> DIRECTIONS FOR THIS TASK: Search the data for the string "κατάλληλες" and copy each line in which it appears.

> AVAILABLE DATA:
======

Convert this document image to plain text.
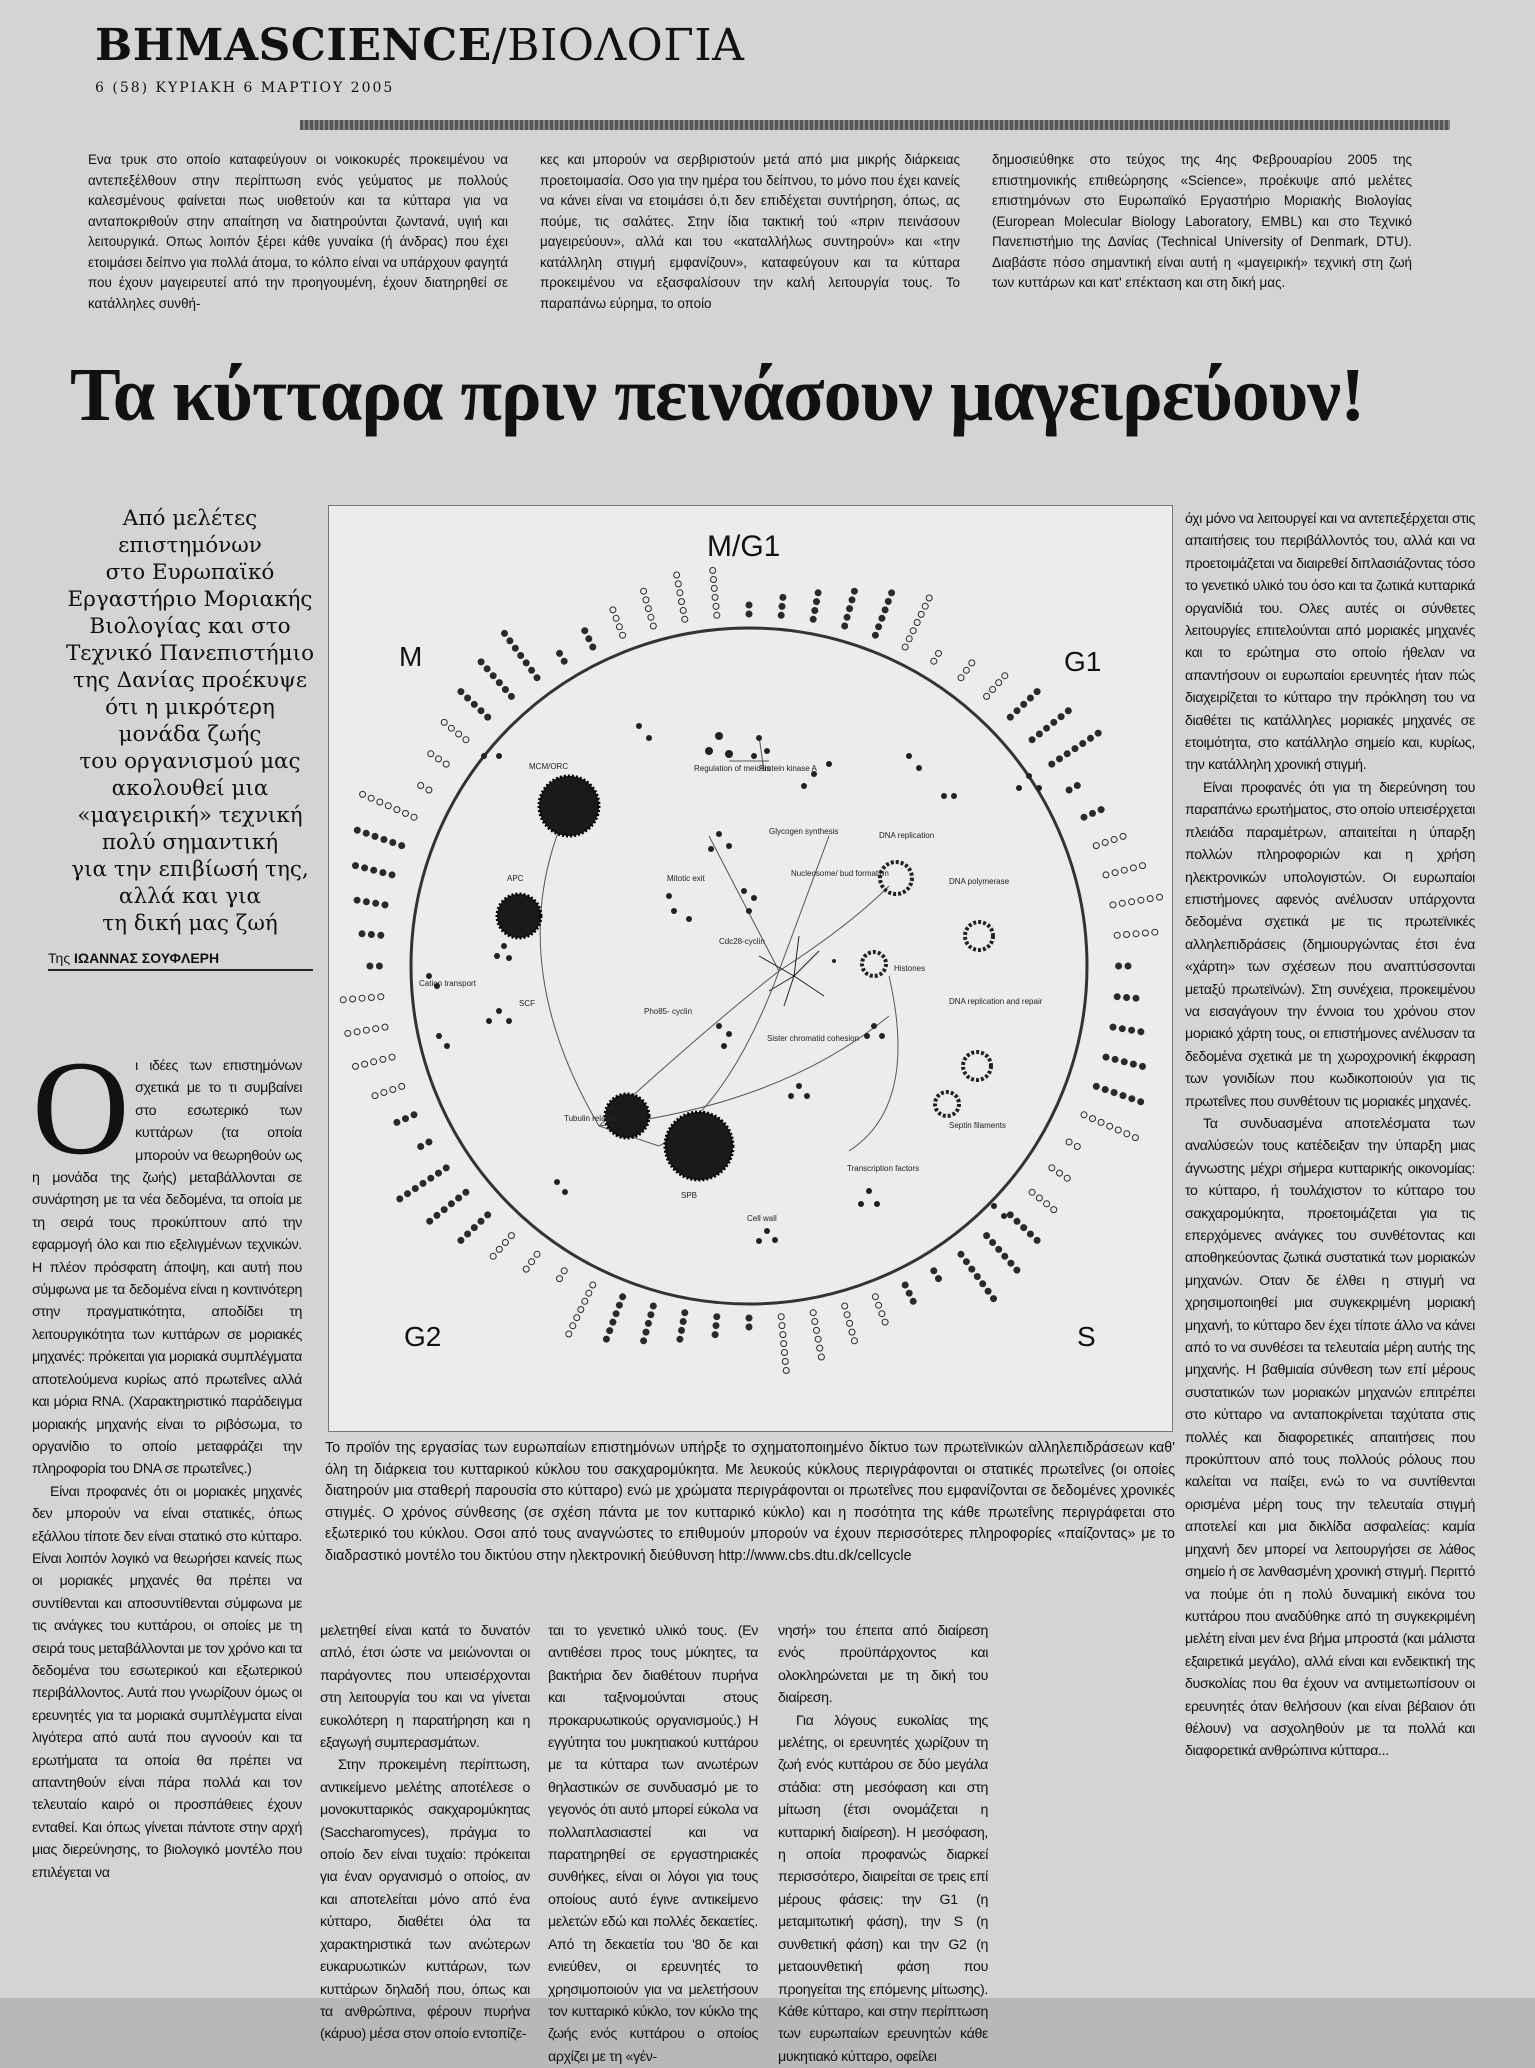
ΒΗΜΑSCIENCE/ΒΙΟΛΟΓΙΑ
6 (58) ΚΥΡΙΑΚΗ 6 ΜΑΡΤΙΟΥ 2005
Ενα τρυκ στο οποίο καταφεύγουν οι νοικοκυρές προκειμένου να αντεπεξέλθουν στην περίπτωση ενός γεύματος με πολλούς καλεσμένους φαίνεται πως υιοθετούν και τα κύτταρα για να ανταποκριθούν στην απαίτηση να διατηρούνται ζωντανά, υγιή και λειτουργικά. Οπως λοιπόν ξέρει κάθε γυναίκα (ή άνδρας) που έχει ετοιμάσει δείπνο για πολλά άτομα, το κόλπο είναι να υπάρχουν φαγητά που έχουν μαγειρευτεί από την προηγουμένη, έχουν διατηρηθεί σε κατάλληλες συνθή-
κες και μπορούν να σερβιριστούν μετά από μια μικρής διάρκειας προετοιμασία. Οσο για την ημέρα του δείπνου, το μόνο που έχει κανείς να κάνει είναι να ετοιμάσει ό,τι δεν επιδέχεται συντήρηση, όπως, ας πούμε, τις σαλάτες. Στην ίδια τακτική τού «πριν πεινάσουν μαγειρεύουν», αλλά και του «καταλλήλως συντηρούν» και «την κατάλληλη στιγμή εμφανίζουν», καταφεύγουν και τα κύτταρα προκειμένου να εξασφαλίσουν την καλή λειτουργία τους. Το παραπάνω εύρημα, το οποίο
δημοσιεύθηκε στο τεύχος της 4ης Φεβρουαρίου 2005 της επιστημονικής επιθεώρησης «Science», προέκυψε από μελέτες επιστημόνων στο Ευρωπαϊκό Εργαστήριο Μοριακής Βιολογίας (European Molecular Biology Laboratory, EMBL) και στο Τεχνικό Πανεπιστήμιο της Δανίας (Technical University of Denmark, DTU). Διαβάστε πόσο σημαντική είναι αυτή η «μαγειρική» τεχνική στη ζωή των κυττάρων και κατ' επέκταση και στη δική μας.
Τα κύτταρα πριν πεινάσουν μαγειρεύουν!
Από μελέτες
επιστημόνων
στο Ευρωπαϊκό
Εργαστήριο Μοριακής
Βιολογίας και στο
Τεχνικό Πανεπιστήμιο
της Δανίας προέκυψε
ότι η μικρότερη
μονάδα ζωής
του οργανισμού μας
ακολουθεί μια
«μαγειρική» τεχνική
πολύ σημαντική
για την επιβίωσή της,
αλλά και για
τη δική μας ζωή
Της ΙΩΑΝΝΑΣ ΣΟΥΦΛΕΡΗ
M/G1
M	G1
G2	S
MCM/ORC	Regulation of meiosis
Protein kinase A
Glycogen synthesis	DNA replication
APC	Mitotic exit
Nucleosome/ bud formation
DNA polymerase
Cdc28-cyclin
Histones
Cation transport
SCF
Pho85- cyclin
DNA replication and repair
Sister chromatid cohesion
Tubulin related
Septin filaments
SPB
Transcription factors
Cell wall
Το προϊόν της εργασίας των ευρωπαίων επιστημόνων υπήρξε το σχηματοποιημένο δίκτυο των πρωτεϊνικών αλληλεπιδράσεων καθ' όλη τη διάρκεια του κυτταρικού κύκλου του σακχαρομύκητα. Με λευκούς κύκλους περιγράφονται οι στατικές πρωτεΐνες (οι οποίες διατηρούν μια σταθερή παρουσία στο κύτταρο) ενώ με χρώματα περιγράφονται οι πρωτεΐνες που εμφανίζονται σε δεδομένες χρονικές στιγμές. Ο χρόνος σύνθεσης (σε σχέση πάντα με τον κυτταρικό κύκλο) και η ποσότητα της κάθε πρωτεΐνης περιγράφεται στο εξωτερικό του κύκλου. Οσοι από τους αναγνώστες το επιθυμούν μπορούν να έχουν περισσότερες πληροφορίες «παίζοντας» με το διαδραστικό μοντέλο του δικτύου στην ηλεκτρονική διεύθυνση http://www.cbs.dtu.dk/cellcycle
O ι ιδέες των επιστημόνων σχετικά με το τι συμβαίνει στο εσωτερικό των κυττάρων (τα οποία μπορούν να θεωρηθούν ως η μονάδα της ζωής) μεταβάλλονται σε συνάρτηση με τα νέα δεδομένα, τα οποία με τη σειρά τους προκύπτουν από την εφαρμογή όλο και πιο εξελιγμένων τεχνικών. Η πλέον πρόσφατη άποψη, και αυτή που σύμφωνα με τα δεδομένα είναι η κοντινότερη στην πραγματικότητα, αποδίδει τη λειτουργικότητα των κυττάρων σε μοριακές μηχανές: πρόκειται για μοριακά συμπλέγματα αποτελούμενα κυρίως από πρωτεΐνες αλλά και μόρια RNA. (Χαρακτηριστικό παράδειγμα μοριακής μηχανής είναι το ριβόσωμα, το οργανίδιο το οποίο μεταφράζει την πληροφορία του DNA σε πρωτεΐνες.)

Είναι προφανές ότι οι μοριακές μηχανές δεν μπορούν να είναι στατικές, όπως εξάλλου τίποτε δεν είναι στατικό στο κύτταρο. Είναι λοιπόν λογικό να θεωρήσει κανείς πως οι μοριακές μηχανές θα πρέπει να συντίθενται και αποσυντίθενται σύμφωνα με τις ανάγκες του κυττάρου, οι οποίες με τη σειρά τους μεταβάλλονται με τον χρόνο και τα δεδομένα του εσωτερικού και εξωτερικού περιβάλλοντος. Αυτά που γνωρίζουν όμως οι ερευνητές για τα μοριακά συμπλέγματα είναι λιγότερα από αυτά που αγνοούν και τα ερωτήματα τα οποία θα πρέπει να απαντηθούν είναι πάρα πολλά και τον τελευταίο καιρό οι προσπάθειες έχουν ενταθεί. Και όπως γίνεται πάντοτε στην αρχή μιας διερεύνησης, το βιολογικό μοντέλο που επιλέγεται να

μελετηθεί είναι κατά το δυνατόν απλό, έτσι ώστε να μειώνονται οι παράγοντες που υπεισέρχονται στη λειτουργία του και να γίνεται ευκολότερη η παρατήρηση και η εξαγωγή συμπερασμάτων.

Στην προκειμένη περίπτωση, αντικείμενο μελέτης αποτέλεσε ο μονοκυτταρικός σακχαρομύκητας (Saccharomyces), πράγμα το οποίο δεν είναι τυχαίο: πρόκειται για έναν οργανισμό ο οποίος, αν και αποτελείται μόνο από ένα κύτταρο, διαθέτει όλα τα χαρακτηριστικά των ανώτερων ευκαρυωτικών κυττάρων, των κυττάρων δηλαδή που, όπως και τα ανθρώπινα, φέρουν πυρήνα (κάρυο) μέσα στον οποίο εντοπίζε-

ται το γενετικό υλικό τους. (Εν αντιθέσει προς τους μύκητες, τα βακτήρια δεν διαθέτουν πυρήνα και ταξινομούνται στους προκαρυωτικούς οργανισμούς.) Η εγγύτητα του μυκητιακού κυττάρου με τα κύτταρα των ανωτέρων θηλαστικών σε συνδυασμό με το γεγονός ότι αυτό μπορεί εύκολα να πολλαπλασιαστεί και να παρατηρηθεί σε εργαστηριακές συνθήκες, είναι οι λόγοι για τους οποίους αυτό έγινε αντικείμενο μελετών εδώ και πολλές δεκαετίες. Από τη δεκαετία του '80 δε και ενιεύθεν, οι ερευνητές το χρησιμοποιούν για να μελετήσουν τον κυτταρικό κύκλο, τον κύκλο της ζωής ενός κυττάρου ο οποίος αρχίζει με τη «γέν-

νησή» του έπειτα από διαίρεση ενός προϋπάρχοντος και ολοκληρώνεται με τη δική του διαίρεση.

Για λόγους ευκολίας της μελέτης, οι ερευνητές χωρίζουν τη ζωή ενός κυττάρου σε δύο μεγάλα στάδια: στη μεσόφαση και στη μίτωση (έτσι ονομάζεται η κυτταρική διαίρεση). Η μεσόφαση, η οποία προφανώς διαρκεί περισσότερο, διαιρείται σε τρεις επί μέρους φάσεις: την G1 (η μεταμιτωτική φάση), την S (η συνθετική φάση) και την G2 (η μεταουνθετική φάση που προηγείται της επόμενης μίτωσης). Κάθε κύτταρο, και στην περίπτωση των ευρωπαίων ερευνητών κάθε μυκητιακό κύτταρο, οφείλει

όχι μόνο να λειτουργεί και να αντεπεξέρχεται στις απαιτήσεις του περιβάλλοντός του, αλλά και να προετοιμάζεται να διαιρεθεί διπλασιάζοντας τόσο το γενετικό υλικό του όσο και τα ζωτικά κυτταρικά οργανίδιά του. Ολες αυτές οι σύνθετες λειτουργίες επιτελούνται από μοριακές μηχανές και το ερώτημα στο οποίο ήθελαν να απαντήσουν οι ευρωπαίοι ερευνητές ήταν πώς διαχειρίζεται το κύτταρο την πρόκληση του να διαθέτει τις κατάλληλες μοριακές μηχανές σε ετοιμότητα, στο κατάλληλο σημείο και, κυρίως, την κατάλληλη χρονική στιγμή.

Είναι προφανές ότι για τη διερεύνηση του παραπάνω ερωτήματος, στο οποίο υπεισέρχεται πλειάδα παραμέτρων, απαιτείται η ύπαρξη πολλών πληροφοριών και η χρήση ηλεκτρονικών υπολογιστών. Οι ευρωπαίοι επιστήμονες αφενός ανέλυσαν υπάρχοντα δεδομένα σχετικά με τις πρωτεϊνικές αλληλεπιδράσεις (δημιουργώντας έτσι ένα «χάρτη» των σχέσεων που αναπτύσσονται μεταξύ πρωτεϊνών). Στη συνέχεια, προκειμένου να εισαγάγουν την έννοια του χρόνου στον μοριακό χάρτη τους, οι επιστήμονες ανέλυσαν τα δεδομένα σχετικά με τη χωροχρονική έκφραση των γονιδίων που κωδικοποιούν για τις πρωτεΐνες που συνθέτουν τις μοριακές μηχανές.

Τα συνδυασμένα αποτελέσματα των αναλύσεών τους κατέδειξαν την ύπαρξη μιας άγνωστης μέχρι σήμερα κυτταρικής οικονομίας: το κύτταρο, ή τουλάχιστον το κύτταρο του σακχαρομύκητα, προετοιμάζεται για τις επερχόμενες ανάγκες του συνθέτοντας και αποθηκεύοντας ζωτικά συστατικά των μοριακών μηχανών. Οταν δε έλθει η στιγμή να χρησιμοποιηθεί μια συγκεκριμένη μοριακή μηχανή, το κύτταρο δεν έχει τίποτε άλλο να κάνει από το να συνθέσει τα τελευταία μέρη αυτής της μηχανής. Η βαθμιαία σύνθεση των επί μέρους συστατικών των μοριακών μηχανών επιτρέπει στο κύτταρο να ανταποκρίνεται ταχύτατα στις πολλές και διαφορετικές απαιτήσεις που προκύπτουν από τους πολλούς ρόλους που καλείται να παίξει, ενώ το να συντίθενται ορισμένα μέρη τους την τελευταία στιγμή αποτελεί και μια δικλίδα ασφαλείας: καμία μηχανή δεν μπορεί να λειτουργήσει σε λάθος σημείο ή σε λανθασμένη χρονική στιγμή. Περιττό να πούμε ότι η πολύ δυναμική εικόνα του κυττάρου που αναδύθηκε από τη συγκεκριμένη μελέτη είναι μεν ένα βήμα μπροστά (και μάλιστα εξαιρετικά μεγάλο), αλλά είναι και ενδεικτική της δυσκολίας που θα έχουν να αντιμετωπίσουν οι ερευνητές όταν θελήσουν (και είναι βέβαιον ότι θέλουν) να ασχοληθούν με τα πολλά και διαφορετικά ανθρώπινα κύτταρα...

======

> TASK SOLUTION:
Ενα τρυκ στο οποίο καταφεύγουν οι νοικοκυρές προκειμένου να αντεπεξέλθουν στην περίπτωση ενός γεύματος με πολλούς καλεσμένους φαίνεται πως υιοθετούν και τα κύτταρα για να ανταποκριθούν στην απαίτηση να διατηρούνται ζωντανά, υγιή και λειτουργικά. Οπως λοιπόν ξέρει κάθε γυναίκα (ή άνδρας) που έχει ετοιμάσει δείπνο για πολλά άτομα, το κόλπο είναι να υπάρχουν φαγητά που έχουν μαγειρευτεί από την προηγουμένη, έχουν διατηρηθεί σε κατάλληλες συνθή-
όχι μόνο να λειτουργεί και να αντεπεξέρχεται στις απαιτήσεις του περιβάλλοντός του, αλλά και να προετοιμάζεται να διαιρεθεί διπλασιάζοντας τόσο το γενετικό υλικό του όσο και τα ζωτικά κυτταρικά οργανίδιά του. Ολες αυτές οι σύνθετες λειτουργίες επιτελούνται από μοριακές μηχανές και το ερώτημα στο οποίο ήθελαν να απαντήσουν οι ευρωπαίοι ερευνητές ήταν πώς διαχειρίζεται το κύτταρο την πρόκληση του να διαθέτει τις κατάλληλες μοριακές μηχανές σε ετοιμότητα, στο κατάλληλο σημείο και, κυρίως, την κατάλληλη χρονική στιγμή.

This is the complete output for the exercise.